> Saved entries
━━━━━━━━━━━━━━━━

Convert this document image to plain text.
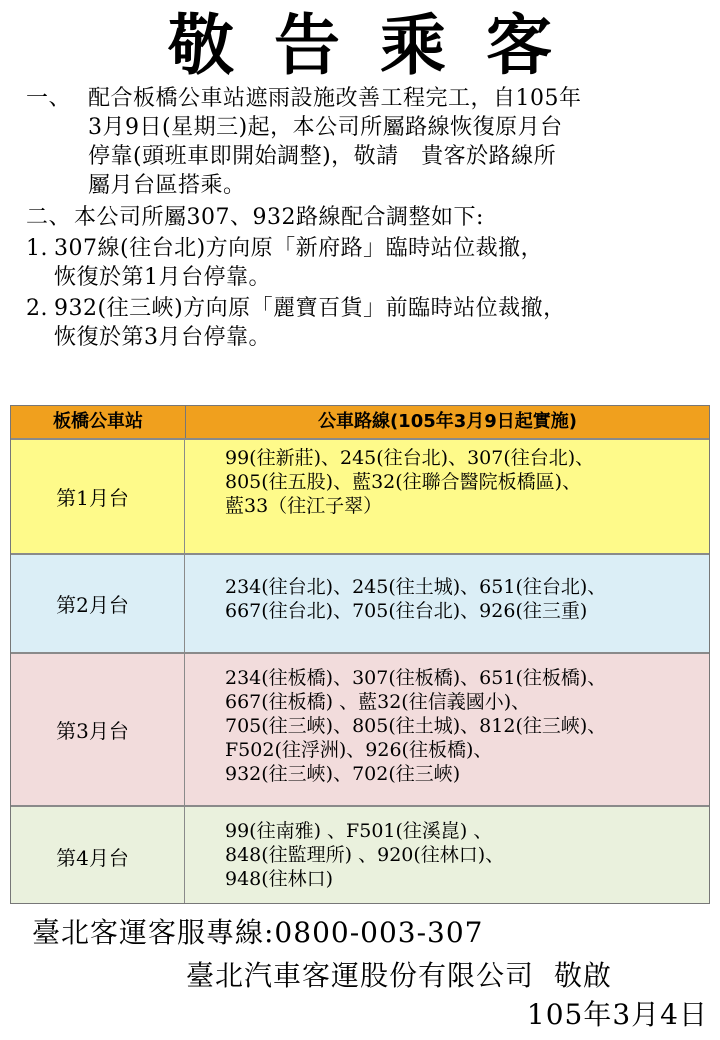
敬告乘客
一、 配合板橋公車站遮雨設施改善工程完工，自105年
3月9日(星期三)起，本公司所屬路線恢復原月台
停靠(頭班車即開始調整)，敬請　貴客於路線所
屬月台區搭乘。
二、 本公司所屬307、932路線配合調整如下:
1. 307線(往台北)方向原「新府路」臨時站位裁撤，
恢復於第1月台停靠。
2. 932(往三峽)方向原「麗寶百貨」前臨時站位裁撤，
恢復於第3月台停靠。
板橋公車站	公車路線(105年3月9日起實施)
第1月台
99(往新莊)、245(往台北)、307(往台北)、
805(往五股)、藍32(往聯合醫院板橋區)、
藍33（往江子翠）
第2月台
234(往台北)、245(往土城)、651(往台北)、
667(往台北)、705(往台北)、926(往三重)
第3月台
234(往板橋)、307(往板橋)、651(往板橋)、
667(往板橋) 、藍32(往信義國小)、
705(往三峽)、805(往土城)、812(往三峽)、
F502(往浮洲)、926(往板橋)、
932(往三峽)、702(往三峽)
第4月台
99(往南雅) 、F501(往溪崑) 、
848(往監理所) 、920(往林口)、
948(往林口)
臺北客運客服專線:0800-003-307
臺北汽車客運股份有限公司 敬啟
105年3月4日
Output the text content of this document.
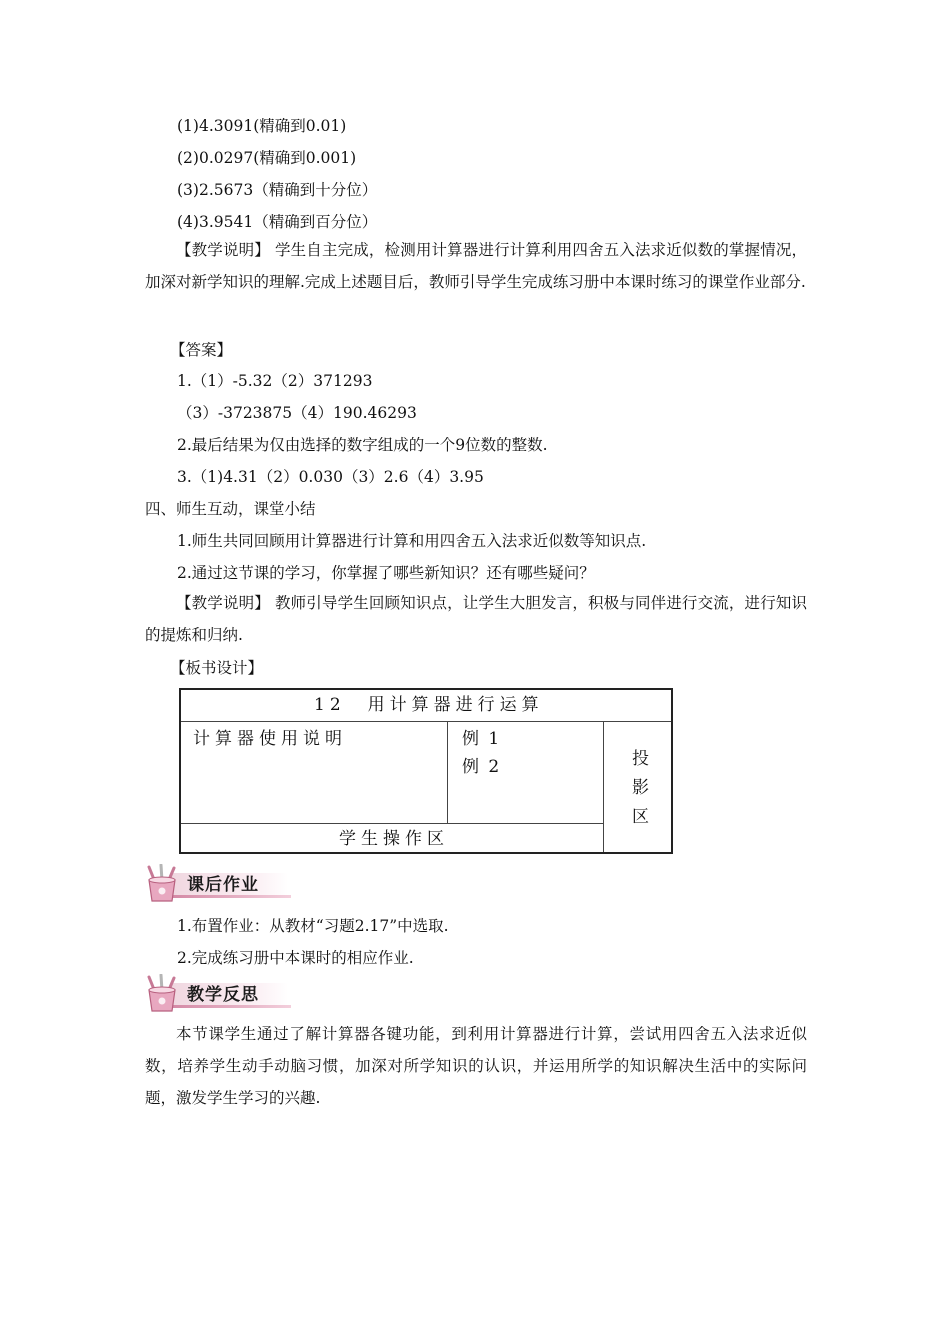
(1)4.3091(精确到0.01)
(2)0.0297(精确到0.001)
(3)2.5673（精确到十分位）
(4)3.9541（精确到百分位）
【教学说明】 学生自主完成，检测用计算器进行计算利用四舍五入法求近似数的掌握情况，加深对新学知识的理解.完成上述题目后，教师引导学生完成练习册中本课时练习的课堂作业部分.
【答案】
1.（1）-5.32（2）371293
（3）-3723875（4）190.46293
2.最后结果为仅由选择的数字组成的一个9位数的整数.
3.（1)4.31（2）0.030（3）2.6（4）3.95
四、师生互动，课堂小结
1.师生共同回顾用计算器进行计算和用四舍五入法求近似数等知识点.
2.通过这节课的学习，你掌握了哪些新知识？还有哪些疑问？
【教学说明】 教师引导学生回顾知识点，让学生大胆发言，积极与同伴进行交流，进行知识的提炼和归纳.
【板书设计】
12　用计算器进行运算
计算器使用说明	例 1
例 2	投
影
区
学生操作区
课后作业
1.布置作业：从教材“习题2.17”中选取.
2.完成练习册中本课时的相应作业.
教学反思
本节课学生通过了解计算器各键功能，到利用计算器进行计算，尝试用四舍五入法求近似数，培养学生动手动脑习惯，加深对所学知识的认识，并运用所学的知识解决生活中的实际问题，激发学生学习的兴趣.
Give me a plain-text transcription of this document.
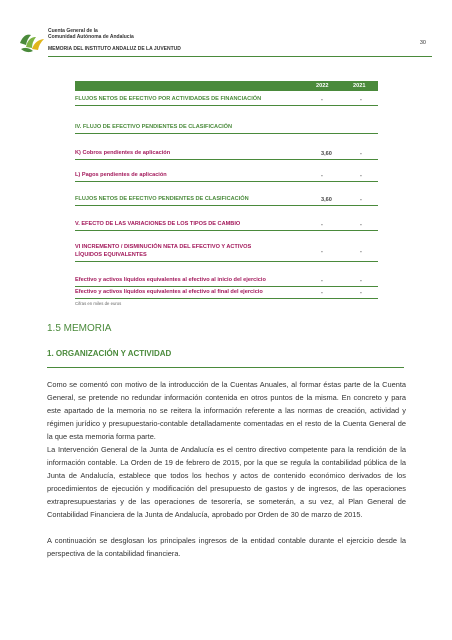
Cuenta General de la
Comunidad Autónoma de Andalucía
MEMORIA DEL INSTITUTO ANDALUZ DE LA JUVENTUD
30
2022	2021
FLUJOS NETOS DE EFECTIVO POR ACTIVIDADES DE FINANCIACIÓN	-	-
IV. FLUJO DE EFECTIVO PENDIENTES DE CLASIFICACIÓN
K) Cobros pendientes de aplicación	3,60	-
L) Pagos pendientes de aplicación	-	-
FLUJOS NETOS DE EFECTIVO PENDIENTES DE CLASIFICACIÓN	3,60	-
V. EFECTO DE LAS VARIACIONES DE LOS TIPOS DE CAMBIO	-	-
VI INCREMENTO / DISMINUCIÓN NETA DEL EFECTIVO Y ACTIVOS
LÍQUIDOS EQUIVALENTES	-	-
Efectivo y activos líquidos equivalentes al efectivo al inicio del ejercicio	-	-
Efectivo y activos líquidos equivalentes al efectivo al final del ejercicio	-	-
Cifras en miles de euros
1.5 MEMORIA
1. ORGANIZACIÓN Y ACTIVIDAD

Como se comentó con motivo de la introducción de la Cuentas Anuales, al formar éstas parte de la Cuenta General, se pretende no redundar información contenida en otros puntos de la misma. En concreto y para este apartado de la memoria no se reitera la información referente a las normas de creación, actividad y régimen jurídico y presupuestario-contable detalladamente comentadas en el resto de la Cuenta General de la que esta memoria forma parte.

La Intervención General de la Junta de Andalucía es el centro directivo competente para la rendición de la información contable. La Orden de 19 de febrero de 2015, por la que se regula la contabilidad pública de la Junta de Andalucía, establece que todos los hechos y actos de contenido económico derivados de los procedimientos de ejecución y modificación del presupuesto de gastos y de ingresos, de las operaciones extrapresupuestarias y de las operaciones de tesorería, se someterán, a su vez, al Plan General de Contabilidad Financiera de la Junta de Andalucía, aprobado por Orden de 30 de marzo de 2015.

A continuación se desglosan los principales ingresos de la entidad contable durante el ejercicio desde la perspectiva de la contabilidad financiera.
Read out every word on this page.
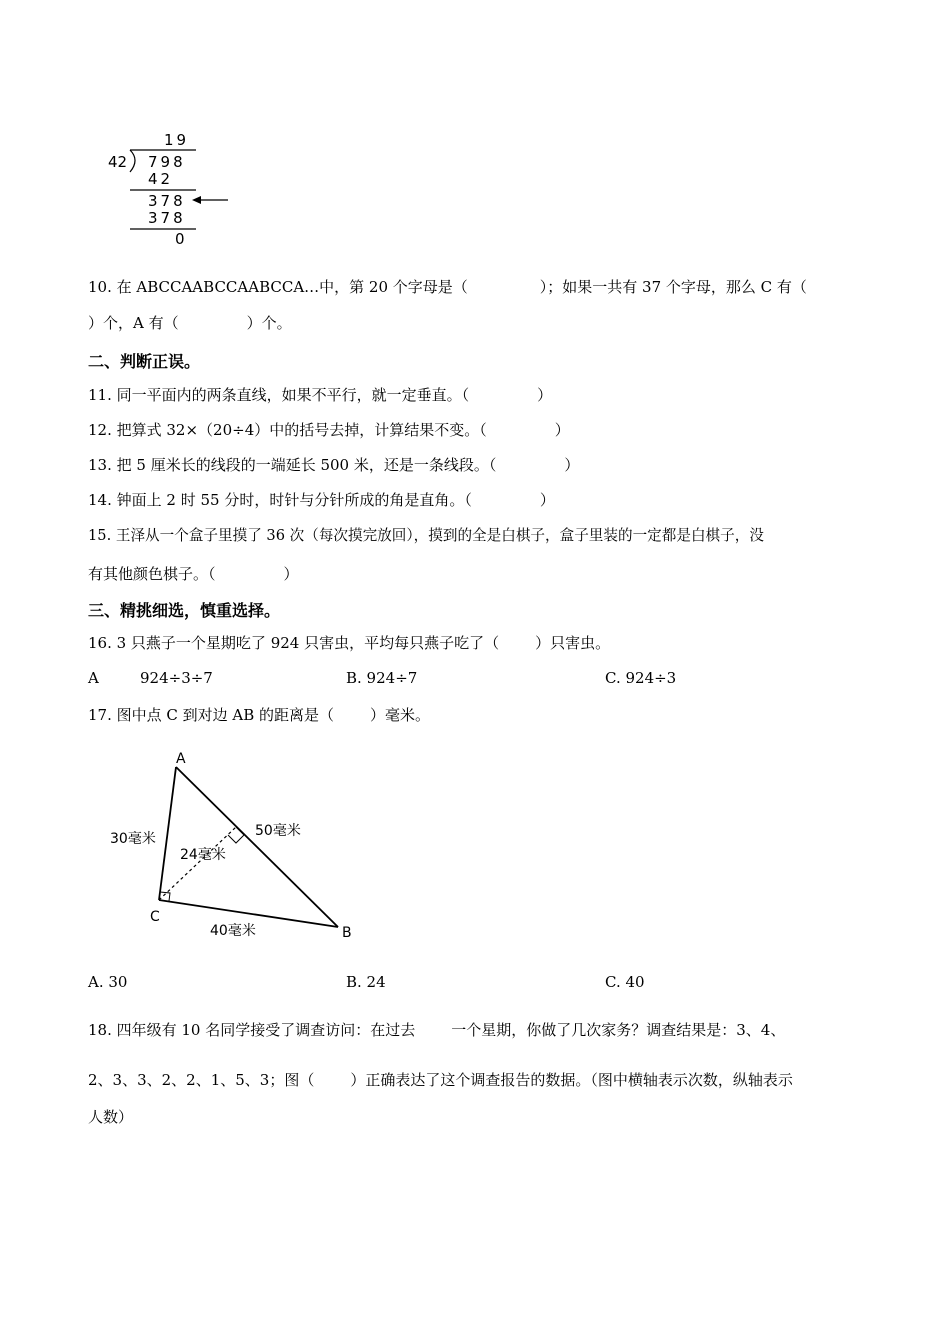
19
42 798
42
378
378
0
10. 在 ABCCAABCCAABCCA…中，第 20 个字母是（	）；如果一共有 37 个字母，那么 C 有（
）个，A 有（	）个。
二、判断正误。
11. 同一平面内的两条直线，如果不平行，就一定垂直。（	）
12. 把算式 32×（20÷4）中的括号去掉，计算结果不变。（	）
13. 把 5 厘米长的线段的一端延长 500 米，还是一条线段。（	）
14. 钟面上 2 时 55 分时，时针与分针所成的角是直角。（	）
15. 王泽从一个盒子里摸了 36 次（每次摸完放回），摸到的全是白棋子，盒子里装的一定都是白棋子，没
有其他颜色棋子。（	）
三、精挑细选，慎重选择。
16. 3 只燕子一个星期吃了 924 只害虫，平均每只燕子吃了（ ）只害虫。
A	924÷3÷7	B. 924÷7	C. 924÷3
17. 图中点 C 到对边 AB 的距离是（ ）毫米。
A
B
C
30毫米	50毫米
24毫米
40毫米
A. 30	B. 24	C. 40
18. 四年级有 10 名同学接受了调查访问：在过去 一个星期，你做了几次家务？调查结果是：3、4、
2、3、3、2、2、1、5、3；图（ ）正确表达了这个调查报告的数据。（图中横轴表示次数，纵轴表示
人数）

━━━━━━━━━━━━━━━━

> What you need to do
Tally up the lines in the records containing the word "this", then give the count and nothing else.

> Full solution
4